Rather than asking someone to imagine situations and the sentences that describe them, truth-value judgment tasks provide this information explicitly. In particular, to successfully engage children in the necessary reasoning, child truth-value judgment tasks often involve fairly elaborate setups that try to imitate natural conversational contexts. The hope is that more natural conversational contexts will mitigate any unusual pragmatics that would interfere with children’s reasoning (Crain & McKee 1985; Crain & Thornton 1998).

In a typical child truth-value judgment task implementation, a story is acted out using figures and props (e.g., a story about horses jumping over things like logs and fences). At the end of the story, an observer (often a puppet so the child won’t be intimidated) describes the outcome of the story with a statement (e.g., None of the horses jumped over the fence). This statement is the test sentence, and the child is meant to evaluate that sentence against the story scenario. The child then is asked to decide whether what the observer (puppet) said was okay (i.e., “yes” or “no”)—that is, whether the child would endorse the puppet’s statement as a reasonable thing to say, given the story scenario. A puppet is used, rather than an adult experimenter, because children are less hesitant to disagree with a puppet who they think said something wrong than with an adult who they think said something wrong (Crain & McKee 1985; Crain & Thornton 1998).

The tacit linking hypothesis assumes that when children endorse the observer’s description, they judge the sentence as true in the story scenario; when they choose not to endorse the description, they judge it as false. Typically, a child’s response (i.e., endorsing with “yes” or not endorsing with “no”) is followed up with an explicit question about why the child answered the way she did—this questioning also helps to ensure that the child is saying “yes” or “no” because the child thinks the observer’s description is appropriate or not, respectively.

We reiterate that all these accommodations in the truth-value judgment task aim to mitigate any unusual pragmatics that children might bring to the experimental scenario, given that this task is still a rather unnatural conversational situation. In particular, the truth-value judgment task does not ask children to simply interpret an utterance (as they would do in a natural conversation), by inferring the state of the world that the speaker is describing. Instead, in the truth-value judgment task, the state of the world is already known by both the child participant and the observer who produces the utterance; so, the child’s task is not to infer the state of the world, but rather to decide whether the observer’s utterance aptly describes that state of the world. A simple way for children to make this judgment is to decide if they themselves would produce it, given the observed state—an odd kind of production task (Degen & Goodman 2014). The reasoning involved is fairly sophisticated, so child implementations of the truth-value judgment task are constantly being improved to facilitate children’s ability to successfully perform this reasoning and demonstrate their underlying linguistic knowledge (Thornton 2017).

* EXCERPTED DATA
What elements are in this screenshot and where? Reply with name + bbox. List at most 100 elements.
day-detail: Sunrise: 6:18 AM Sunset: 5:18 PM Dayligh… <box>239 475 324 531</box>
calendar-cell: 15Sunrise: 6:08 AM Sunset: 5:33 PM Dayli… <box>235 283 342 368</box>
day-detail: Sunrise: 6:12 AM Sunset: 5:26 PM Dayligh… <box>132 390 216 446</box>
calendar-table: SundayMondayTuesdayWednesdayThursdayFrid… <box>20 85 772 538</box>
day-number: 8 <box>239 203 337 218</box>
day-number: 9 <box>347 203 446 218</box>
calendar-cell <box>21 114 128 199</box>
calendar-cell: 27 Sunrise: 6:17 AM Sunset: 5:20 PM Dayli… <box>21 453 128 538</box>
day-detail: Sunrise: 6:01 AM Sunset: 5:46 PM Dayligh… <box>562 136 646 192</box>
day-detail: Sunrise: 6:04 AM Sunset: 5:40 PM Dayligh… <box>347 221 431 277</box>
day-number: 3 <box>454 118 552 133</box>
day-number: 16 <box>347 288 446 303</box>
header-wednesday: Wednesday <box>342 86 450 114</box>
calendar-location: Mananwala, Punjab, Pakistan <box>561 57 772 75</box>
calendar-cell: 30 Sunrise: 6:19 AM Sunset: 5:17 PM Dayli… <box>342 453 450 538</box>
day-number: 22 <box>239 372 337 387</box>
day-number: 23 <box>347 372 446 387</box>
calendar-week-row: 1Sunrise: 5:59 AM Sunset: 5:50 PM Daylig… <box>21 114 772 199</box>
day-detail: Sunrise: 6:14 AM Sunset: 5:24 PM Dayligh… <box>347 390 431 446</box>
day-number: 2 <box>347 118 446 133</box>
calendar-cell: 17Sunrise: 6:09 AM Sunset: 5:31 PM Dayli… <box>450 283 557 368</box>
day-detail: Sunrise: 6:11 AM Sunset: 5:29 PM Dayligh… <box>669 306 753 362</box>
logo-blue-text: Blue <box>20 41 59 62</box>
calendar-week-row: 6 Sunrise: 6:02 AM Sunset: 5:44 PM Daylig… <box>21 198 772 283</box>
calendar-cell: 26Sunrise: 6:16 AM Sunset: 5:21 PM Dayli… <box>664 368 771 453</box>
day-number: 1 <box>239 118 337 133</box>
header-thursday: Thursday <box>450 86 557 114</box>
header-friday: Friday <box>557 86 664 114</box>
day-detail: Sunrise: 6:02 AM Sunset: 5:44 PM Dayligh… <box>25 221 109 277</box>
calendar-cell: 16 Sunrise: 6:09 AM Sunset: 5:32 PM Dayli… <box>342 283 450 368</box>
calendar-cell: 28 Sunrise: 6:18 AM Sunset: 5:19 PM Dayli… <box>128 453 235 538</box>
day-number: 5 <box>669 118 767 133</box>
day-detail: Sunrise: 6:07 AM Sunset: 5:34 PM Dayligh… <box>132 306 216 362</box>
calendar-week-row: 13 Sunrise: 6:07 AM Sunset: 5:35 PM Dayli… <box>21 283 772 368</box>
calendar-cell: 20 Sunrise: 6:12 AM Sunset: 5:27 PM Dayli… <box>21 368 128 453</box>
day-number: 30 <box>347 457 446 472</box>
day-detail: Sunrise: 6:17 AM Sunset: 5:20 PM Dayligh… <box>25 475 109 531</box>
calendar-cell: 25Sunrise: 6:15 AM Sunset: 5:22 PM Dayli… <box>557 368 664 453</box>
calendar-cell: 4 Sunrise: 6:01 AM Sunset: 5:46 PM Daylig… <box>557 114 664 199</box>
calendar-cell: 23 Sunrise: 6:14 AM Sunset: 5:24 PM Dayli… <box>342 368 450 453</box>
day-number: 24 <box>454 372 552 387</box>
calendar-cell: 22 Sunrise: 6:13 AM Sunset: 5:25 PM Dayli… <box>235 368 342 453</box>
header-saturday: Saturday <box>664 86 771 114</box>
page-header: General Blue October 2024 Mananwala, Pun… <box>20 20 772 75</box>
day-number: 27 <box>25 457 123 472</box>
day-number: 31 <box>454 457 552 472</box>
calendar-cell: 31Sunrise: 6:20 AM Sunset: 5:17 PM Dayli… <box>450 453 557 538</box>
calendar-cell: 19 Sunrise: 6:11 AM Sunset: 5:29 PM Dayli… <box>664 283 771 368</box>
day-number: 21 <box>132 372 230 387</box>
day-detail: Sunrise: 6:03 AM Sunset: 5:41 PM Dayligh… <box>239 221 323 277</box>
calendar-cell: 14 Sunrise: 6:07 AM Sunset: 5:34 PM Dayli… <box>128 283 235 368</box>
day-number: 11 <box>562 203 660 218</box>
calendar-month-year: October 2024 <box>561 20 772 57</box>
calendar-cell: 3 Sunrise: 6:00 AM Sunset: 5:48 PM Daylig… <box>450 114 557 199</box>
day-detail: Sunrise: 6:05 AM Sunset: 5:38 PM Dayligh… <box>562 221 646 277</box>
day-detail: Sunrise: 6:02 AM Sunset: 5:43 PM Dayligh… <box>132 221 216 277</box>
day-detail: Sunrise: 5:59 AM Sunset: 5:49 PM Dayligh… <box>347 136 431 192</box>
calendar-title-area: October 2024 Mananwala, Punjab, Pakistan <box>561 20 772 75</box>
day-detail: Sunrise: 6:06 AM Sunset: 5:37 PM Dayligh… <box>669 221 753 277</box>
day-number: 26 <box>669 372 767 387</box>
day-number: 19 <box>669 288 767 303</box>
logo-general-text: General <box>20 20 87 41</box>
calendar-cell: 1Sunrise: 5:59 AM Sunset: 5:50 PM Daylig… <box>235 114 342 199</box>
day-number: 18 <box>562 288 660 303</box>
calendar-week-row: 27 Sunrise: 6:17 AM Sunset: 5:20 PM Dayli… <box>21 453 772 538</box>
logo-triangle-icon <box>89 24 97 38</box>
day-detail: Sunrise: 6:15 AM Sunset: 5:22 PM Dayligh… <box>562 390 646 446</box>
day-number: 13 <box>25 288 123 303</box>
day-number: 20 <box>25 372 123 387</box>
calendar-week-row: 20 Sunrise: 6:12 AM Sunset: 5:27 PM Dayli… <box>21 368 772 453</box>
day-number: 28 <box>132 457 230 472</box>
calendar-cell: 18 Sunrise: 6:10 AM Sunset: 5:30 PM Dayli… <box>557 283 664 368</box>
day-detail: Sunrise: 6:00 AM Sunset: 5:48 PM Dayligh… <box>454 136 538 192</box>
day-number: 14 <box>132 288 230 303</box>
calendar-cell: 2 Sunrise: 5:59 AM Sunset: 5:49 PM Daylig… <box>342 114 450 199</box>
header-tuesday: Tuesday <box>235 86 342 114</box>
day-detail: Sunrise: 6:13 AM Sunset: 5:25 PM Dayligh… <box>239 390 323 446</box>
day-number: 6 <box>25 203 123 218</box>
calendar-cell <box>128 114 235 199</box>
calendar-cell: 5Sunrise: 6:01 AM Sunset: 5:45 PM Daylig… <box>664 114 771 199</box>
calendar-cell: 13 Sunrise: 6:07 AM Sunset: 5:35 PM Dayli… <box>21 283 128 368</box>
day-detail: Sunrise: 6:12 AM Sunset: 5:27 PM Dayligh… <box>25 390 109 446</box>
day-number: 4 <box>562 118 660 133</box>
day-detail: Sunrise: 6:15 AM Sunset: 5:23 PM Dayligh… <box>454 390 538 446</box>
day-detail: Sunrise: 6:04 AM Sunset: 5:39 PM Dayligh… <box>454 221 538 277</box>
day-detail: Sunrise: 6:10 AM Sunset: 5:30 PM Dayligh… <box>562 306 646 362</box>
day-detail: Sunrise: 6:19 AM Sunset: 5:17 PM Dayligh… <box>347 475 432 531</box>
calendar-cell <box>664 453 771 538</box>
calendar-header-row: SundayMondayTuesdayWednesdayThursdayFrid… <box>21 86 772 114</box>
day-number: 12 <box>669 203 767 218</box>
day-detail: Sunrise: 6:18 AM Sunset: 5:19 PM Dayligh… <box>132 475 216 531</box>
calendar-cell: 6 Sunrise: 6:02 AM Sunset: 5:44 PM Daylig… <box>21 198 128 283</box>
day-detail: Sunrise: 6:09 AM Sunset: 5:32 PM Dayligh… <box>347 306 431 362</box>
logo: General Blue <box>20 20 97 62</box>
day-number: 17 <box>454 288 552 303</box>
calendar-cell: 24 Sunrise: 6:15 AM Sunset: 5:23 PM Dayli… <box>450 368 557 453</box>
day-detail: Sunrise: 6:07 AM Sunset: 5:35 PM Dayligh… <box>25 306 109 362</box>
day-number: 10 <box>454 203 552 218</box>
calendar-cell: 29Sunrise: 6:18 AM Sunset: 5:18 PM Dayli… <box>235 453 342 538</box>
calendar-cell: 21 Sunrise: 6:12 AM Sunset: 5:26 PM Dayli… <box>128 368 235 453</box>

* STATED TASK 1
Using the passage on truth-value judgment tasks, answer:
(a) Why is a puppet used instead of an adult experimenter?
(b) Under the tacit linking hypothesis, how do children judge the sentence when they choose not to endorse the observer's description?
(c) Which work is cited for calling the judgment an odd kind of production task?
* STATED TASK 2
Rewrite the records from their first line through the line holding "day-detail: Sunrise: 6:12 AM Sunset: 5:26", inclusive, changing "calendar-cell" to "date-cell" and keeping everything else the same.

* RESULT 1
(a) Children are less hesitant to disagree with a puppet they think said something wrong than with an adult they think said something wrong.
(b) They judge it as false.
(c) Degen & Goodman 2014.

* RESULT 2
What elements are in this screenshot and where? Reply with name + bbox. List at most 100 elements.
day-detail: Sunrise: 6:18 AM Sunset: 5:18 PM Dayligh… <box>239 475 324 531</box>
date-cell: 15Sunrise: 6:08 AM Sunset: 5:33 PM Dayli… <box>235 283 342 368</box>
day-detail: Sunrise: 6:12 AM Sunset: 5:26 PM Dayligh… <box>132 390 216 446</box>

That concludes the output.